▶ **What you have to do**: In the material below, rewrite as a numbered list only the lines starting with the line that contains "source-icon xyxy=(607,511,635,525)" and going on through the line that contains "slider-thumb[interactable] xyxy=(454,447,465,458)", both included and blank lines omitted.

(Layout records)
● ● ● ●

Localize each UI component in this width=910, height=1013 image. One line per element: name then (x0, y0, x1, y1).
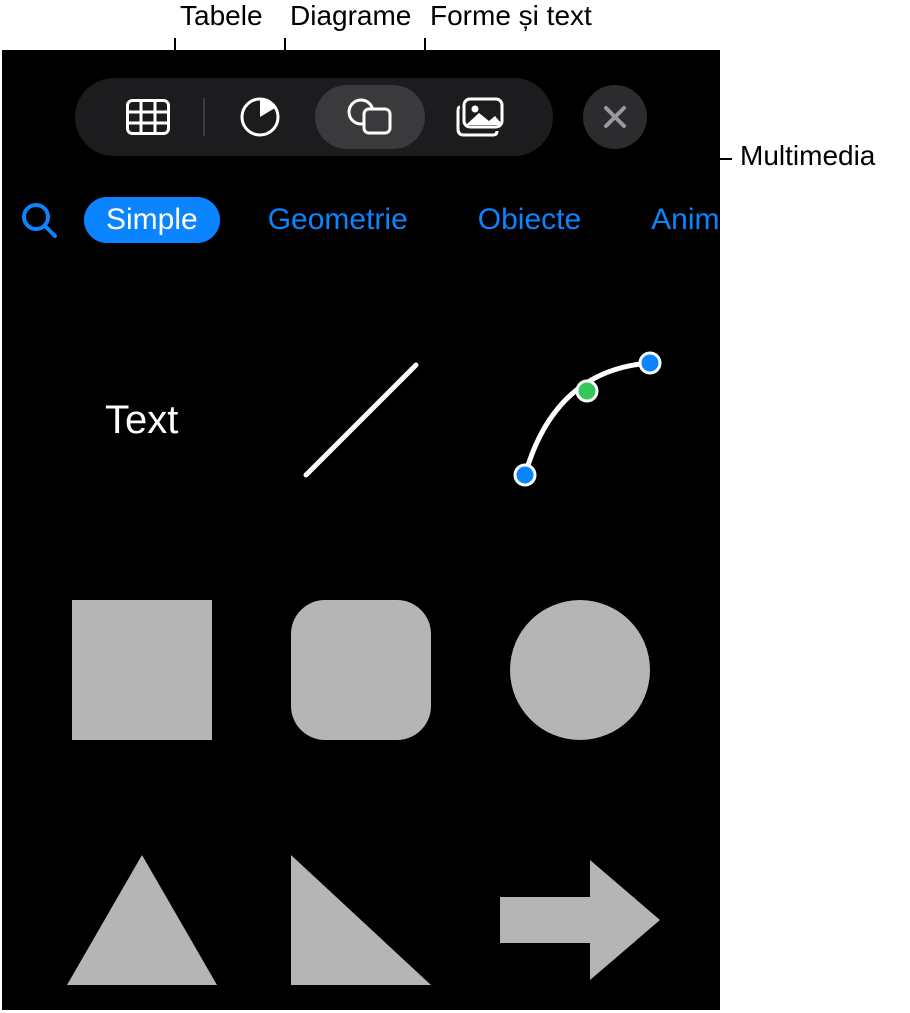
shape-right-triangle[interactable] (276, 835, 446, 1005)
tab-animale[interactable]: Animale (629, 197, 720, 243)
shape-line[interactable] (276, 335, 446, 505)
shapes-grid: Text (2, 280, 720, 1010)
shape-triangle[interactable] (57, 835, 227, 1005)
close-icon (602, 104, 628, 130)
table-icon (126, 99, 170, 135)
shape-categories-row: Simple Geometrie Obiecte Animale (2, 185, 720, 255)
callouts-top: Tabele Diagrame Forme și text (0, 0, 910, 50)
tables-button[interactable] (93, 85, 203, 149)
callout-media: Multimedia (740, 140, 875, 172)
bezier-curve-icon (495, 335, 665, 505)
callout-charts: Diagrame (290, 0, 411, 32)
shape-square[interactable] (57, 585, 227, 755)
close-button[interactable] (583, 85, 647, 149)
chart-icon (239, 96, 281, 138)
line-shape-icon (286, 345, 436, 495)
insert-panel: Simple Geometrie Obiecte Animale Text (2, 50, 720, 1010)
search-icon (20, 201, 58, 239)
shapes-button[interactable] (315, 85, 425, 149)
shape-arrow-right[interactable] (495, 835, 665, 1005)
rounded-square-icon (291, 600, 431, 740)
circle-icon (510, 600, 650, 740)
callout-shapes-text: Forme și text (430, 0, 592, 32)
shape-bezier[interactable] (495, 335, 665, 505)
tab-obiecte[interactable]: Obiecte (456, 197, 603, 243)
text-shape-label: Text (105, 398, 178, 443)
arrow-right-icon (495, 855, 665, 985)
triangle-icon (62, 850, 222, 990)
media-icon (455, 97, 505, 137)
charts-button[interactable] (205, 85, 315, 149)
shape-circle[interactable] (495, 585, 665, 755)
tab-geometrie[interactable]: Geometrie (246, 197, 430, 243)
media-button[interactable] (425, 85, 535, 149)
shape-text[interactable]: Text (57, 335, 227, 505)
insert-toolbar (75, 78, 647, 156)
square-icon (72, 600, 212, 740)
search-button[interactable] (20, 198, 58, 242)
right-triangle-icon (286, 850, 436, 990)
tab-simple[interactable]: Simple (84, 197, 220, 243)
callout-tables: Tabele (180, 0, 263, 32)
toolbar-pill (75, 78, 553, 156)
shape-icon (346, 97, 394, 137)
shape-rounded-square[interactable] (276, 585, 446, 755)
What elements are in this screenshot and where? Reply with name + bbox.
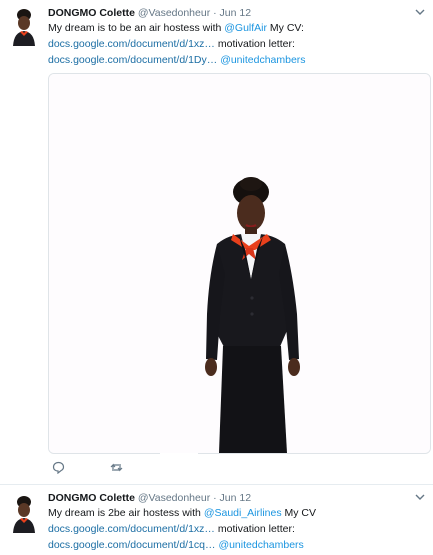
tweet-text-line1-tail: My CV: (267, 22, 304, 34)
reply-icon[interactable] (52, 461, 65, 474)
tweet-text-line2-tail: motivation letter: (214, 38, 295, 50)
mention-link[interactable]: @unitedchambers (218, 539, 303, 551)
mention-link[interactable]: @GulfAir (224, 22, 267, 34)
retweet-icon[interactable] (110, 461, 123, 474)
blank-overlay (160, 453, 198, 483)
avatar[interactable] (8, 493, 40, 533)
motivation-letter-link[interactable]: docs.google.com/document/d/1cq… (48, 539, 216, 551)
author-name[interactable]: DONGMO Colette (48, 7, 135, 19)
mention-link[interactable]: @Saudi_Airlines (204, 507, 282, 519)
mention-link[interactable]: @unitedchambers (220, 54, 305, 66)
tweet-text-line1: My dream is to be an air hostess with (48, 22, 225, 34)
chevron-down-icon[interactable] (414, 491, 426, 503)
motivation-letter-link[interactable]: docs.google.com/document/d/1Dy… (48, 54, 217, 66)
tweet-date[interactable]: Jun 12 (220, 7, 252, 19)
author-handle[interactable]: @Vasedonheur (138, 7, 210, 19)
tweet-header: DONGMO Colette @Vasedonheur · Jun 12 (48, 7, 251, 20)
tweet-photo[interactable] (48, 73, 431, 454)
tweet-header: DONGMO Colette @Vasedonheur · Jun 12 (48, 492, 251, 505)
cv-link[interactable]: docs.google.com/document/d/1xz… (48, 38, 215, 50)
separator: · (213, 7, 217, 19)
tweet-text-line2-tail: motivation letter: (214, 523, 295, 535)
cv-link[interactable]: docs.google.com/document/d/1xz… (48, 523, 215, 535)
author-handle[interactable]: @Vasedonheur (138, 492, 210, 504)
author-name[interactable]: DONGMO Colette (48, 492, 135, 504)
tweet-text: My dream is to be an air hostess with @G… (48, 20, 306, 68)
separator: · (213, 492, 217, 504)
tweet-text-line1: My dream is 2be air hostess with (48, 507, 204, 519)
avatar[interactable] (8, 6, 40, 46)
tweet-text: My dream is 2be air hostess with @Saudi_… (48, 505, 316, 553)
tweet-date[interactable]: Jun 12 (220, 492, 252, 504)
air-hostess-photo (49, 74, 430, 453)
tweet-card[interactable]: DONGMO Colette @Vasedonheur · Jun 12 My … (0, 0, 433, 485)
chevron-down-icon[interactable] (414, 6, 426, 18)
tweet-text-line1-tail: My CV (281, 507, 317, 519)
tweet-card[interactable]: DONGMO Colette @Vasedonheur · Jun 12 My … (0, 485, 433, 555)
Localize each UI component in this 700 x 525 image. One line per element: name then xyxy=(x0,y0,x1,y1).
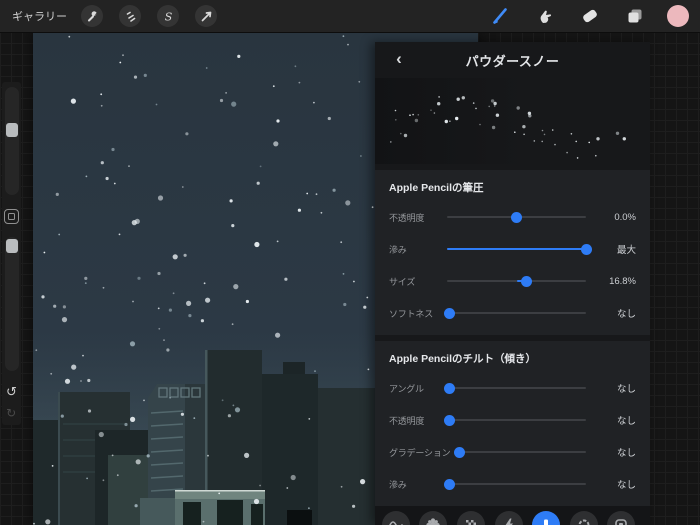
source-icon xyxy=(607,511,635,525)
layers-icon[interactable] xyxy=(622,3,648,29)
selection-icon-glyph: S xyxy=(162,10,175,23)
settings-section: Apple Pencilの筆圧不透明度 0.0% 滲み 最大サイズ 16.8% ソフトネス… xyxy=(375,170,650,335)
tab-ダイナミクス[interactable]: ダイナミクス xyxy=(490,511,528,525)
undo-button[interactable]: ↺ xyxy=(6,385,17,398)
slider-value: 0.0% xyxy=(596,212,636,223)
preview-dots xyxy=(375,78,650,164)
slider-thumb[interactable] xyxy=(511,212,522,223)
pencil-icon xyxy=(532,511,560,525)
tab-参照元[interactable]: 参照元 xyxy=(603,511,641,525)
tab-シェイプ[interactable]: シェイプ xyxy=(415,511,453,525)
slider-track[interactable] xyxy=(447,483,586,485)
back-chevron-icon[interactable]: ‹ xyxy=(389,49,409,69)
slider-row: 滲み なし xyxy=(375,468,650,500)
modify-button[interactable] xyxy=(4,209,19,224)
transform-icon[interactable] xyxy=(195,5,217,27)
dynamics-icon xyxy=(495,511,523,525)
color-swatch[interactable] xyxy=(667,5,689,27)
stroke-wave-icon xyxy=(382,511,410,525)
slider-value: なし xyxy=(596,413,636,427)
general-icon xyxy=(570,511,598,525)
slider-row: 不透明度 0.0% xyxy=(375,201,650,233)
slider-thumb[interactable] xyxy=(521,276,532,287)
wrench-icon[interactable] xyxy=(81,5,103,27)
panel-sections: Apple Pencilの筆圧不透明度 0.0% 滲み 最大サイズ 16.8% ソフトネス… xyxy=(375,164,650,506)
brush-opacity-handle[interactable] xyxy=(6,239,18,253)
slider-thumb[interactable] xyxy=(444,383,455,394)
top-toolbar: ギャラリー S xyxy=(0,0,700,33)
panel-header: ‹ パウダースノー xyxy=(375,42,650,78)
brush-stroke-preview[interactable] xyxy=(375,78,650,164)
redo-button[interactable]: ↺ xyxy=(6,407,16,419)
slider-value: 16.8% xyxy=(596,276,636,287)
wrench-icon-glyph xyxy=(86,10,99,23)
slider-fill xyxy=(447,248,586,250)
section-title: Apple Pencilの筆圧 xyxy=(375,176,650,201)
slider-value: なし xyxy=(596,477,636,491)
slider-track[interactable] xyxy=(447,248,586,250)
tab-ストローク[interactable]: ストローク xyxy=(377,511,415,525)
slider-value: なし xyxy=(596,445,636,459)
brush-size-slider[interactable] xyxy=(5,87,19,195)
svg-text:S: S xyxy=(164,10,172,23)
slider-row: アングル なし xyxy=(375,372,650,404)
slider-thumb[interactable] xyxy=(454,447,465,458)
slider-label: ソフトネス xyxy=(389,307,441,320)
slider-label: グラデーション xyxy=(389,446,450,459)
slider-label: 不透明度 xyxy=(389,414,441,427)
slider-track[interactable] xyxy=(456,451,586,453)
modify-icon xyxy=(8,213,15,220)
slider-thumb[interactable] xyxy=(444,479,455,490)
slider-thumb[interactable] xyxy=(581,244,592,255)
slider-label: 滲み xyxy=(389,243,441,256)
settings-section: Apple Pencilのチルト（傾き）アングルなし不透明度なしグラデーションな… xyxy=(375,341,650,506)
slider-row: 滲み 最大 xyxy=(375,233,650,265)
brush-size-handle[interactable] xyxy=(6,123,18,137)
gallery-button[interactable]: ギャラリー xyxy=(12,8,67,24)
smudge-icon-glyph xyxy=(535,6,555,26)
eraser-icon[interactable] xyxy=(577,3,603,29)
adjustments-icon[interactable] xyxy=(119,5,141,27)
slider-value: 最大 xyxy=(596,242,636,256)
layers-icon-glyph xyxy=(625,6,645,26)
tab-グレイン[interactable]: グレイン xyxy=(452,511,490,525)
shape-icon xyxy=(419,511,447,525)
smudge-icon[interactable] xyxy=(532,3,558,29)
slider-track[interactable] xyxy=(447,312,586,314)
slider-value: なし xyxy=(596,306,636,320)
slider-row: グラデーション なし xyxy=(375,436,650,468)
slider-value: なし xyxy=(596,381,636,395)
slider-thumb[interactable] xyxy=(444,415,455,426)
tab-一般[interactable]: 一般 xyxy=(565,511,603,525)
slider-label: サイズ xyxy=(389,275,441,288)
brush-title: パウダースノー xyxy=(466,51,560,70)
brush-opacity-slider[interactable] xyxy=(5,237,19,371)
brush-settings-panel: ‹ パウダースノー Apple Pencilの筆圧不透明度 0.0% 滲み 最大サイズ… xyxy=(375,42,650,525)
sidebar-tools: ↺ ↺ xyxy=(2,82,21,425)
adjustments-icon-glyph xyxy=(124,10,137,23)
paint-brush-icon[interactable] xyxy=(487,3,513,29)
slider-label: 滲み xyxy=(389,478,441,491)
slider-label: アングル xyxy=(389,382,441,395)
eraser-icon-glyph xyxy=(580,6,600,26)
selection-icon[interactable]: S xyxy=(157,5,179,27)
slider-row: サイズ 16.8% xyxy=(375,265,650,297)
transform-icon-glyph xyxy=(200,10,213,23)
paint-brush-icon-glyph xyxy=(490,6,510,26)
slider-label: 不透明度 xyxy=(389,211,441,224)
slider-track[interactable] xyxy=(447,216,586,218)
tab-Pencil[interactable]: Pencil xyxy=(528,511,566,525)
slider-row: ソフトネス なし xyxy=(375,297,650,329)
slider-row: 不透明度 なし xyxy=(375,404,650,436)
section-title: Apple Pencilのチルト（傾き） xyxy=(375,347,650,372)
grain-icon xyxy=(457,511,485,525)
slider-track[interactable] xyxy=(447,387,586,389)
slider-track[interactable] xyxy=(447,280,586,282)
slider-track[interactable] xyxy=(447,419,586,421)
toolbar-right-group xyxy=(487,0,700,32)
settings-tab-bar: ストロークシェイプグレインダイナミクスPencil一般参照元 xyxy=(375,506,650,525)
slider-thumb[interactable] xyxy=(444,308,455,319)
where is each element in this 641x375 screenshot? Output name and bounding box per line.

● ● ● ●

▶ **Solution to this task**:
1. source-icon xyxy=(607,511,635,525)
2. layers-icon[interactable] xyxy=(622,3,648,29)
3. selection-icon-glyph: S xyxy=(162,10,175,23)
4. settings-section: Apple Pencilの筆圧不透明度 0.0% 滲み 最大サイズ 16.8% ソフトネス… xyxy=(375,170,650,335)
5. tab-ダイナミクス[interactable]: ダイナミクス xyxy=(490,511,528,525)
6. undo-button[interactable]: ↺ xyxy=(6,385,17,398)
7. slider-value: 0.0% xyxy=(596,212,636,223)
8. preview-dots xyxy=(375,78,650,164)
9. slider-thumb[interactable] xyxy=(511,212,522,223)
10. pencil-icon xyxy=(532,511,560,525)
11. tab-参照元[interactable]: 参照元 xyxy=(603,511,641,525)
12. tab-シェイプ[interactable]: シェイプ xyxy=(415,511,453,525)
13. slider-track[interactable] xyxy=(447,483,586,485)
14. back-chevron-icon[interactable]: ‹ xyxy=(389,49,409,69)
15. slider-row: 滲み なし xyxy=(375,468,650,500)
16. modify-button[interactable] xyxy=(4,209,19,224)
17. transform-icon[interactable] xyxy=(195,5,217,27)
18. dynamics-icon xyxy=(495,511,523,525)
19. color-swatch[interactable] xyxy=(667,5,689,27)
20. stroke-wave-icon xyxy=(382,511,410,525)
21. slider-value: なし xyxy=(596,413,636,427)
22. general-icon xyxy=(570,511,598,525)
23. slider-row: 不透明度 0.0% xyxy=(375,201,650,233)
24. slider-thumb[interactable] xyxy=(521,276,532,287)
25. wrench-icon[interactable] xyxy=(81,5,103,27)
26. panel-sections: Apple Pencilの筆圧不透明度 0.0% 滲み 最大サイズ 16.8% ソフトネス… xyxy=(375,164,650,506)
27. brush-opacity-handle[interactable] xyxy=(6,239,18,253)
28. slider-thumb[interactable] xyxy=(444,383,455,394)
29. top-toolbar: ギャラリー S xyxy=(0,0,700,33)
30. panel-header: ‹ パウダースノー xyxy=(375,42,650,78)
31. brush-stroke-preview[interactable] xyxy=(375,78,650,164)
32. redo-button[interactable]: ↺ xyxy=(6,407,16,419)
33. slider-value: 16.8% xyxy=(596,276,636,287)
34. wrench-icon-glyph xyxy=(86,10,99,23)
35. slider-fill xyxy=(447,248,586,250)
36. section-title: Apple Pencilの筆圧 xyxy=(375,176,650,201)
37. slider-value: なし xyxy=(596,477,636,491)
38. slider-track[interactable] xyxy=(447,248,586,250)
39. tab-ストローク[interactable]: ストローク xyxy=(377,511,415,525)
40. slider-value: なし xyxy=(596,445,636,459)
41. brush-size-slider[interactable] xyxy=(5,87,19,195)
42. svg-text:S: S xyxy=(164,10,172,23)
43. slider-row: アングル なし xyxy=(375,372,650,404)
44. slider-thumb[interactable] xyxy=(454,447,465,458)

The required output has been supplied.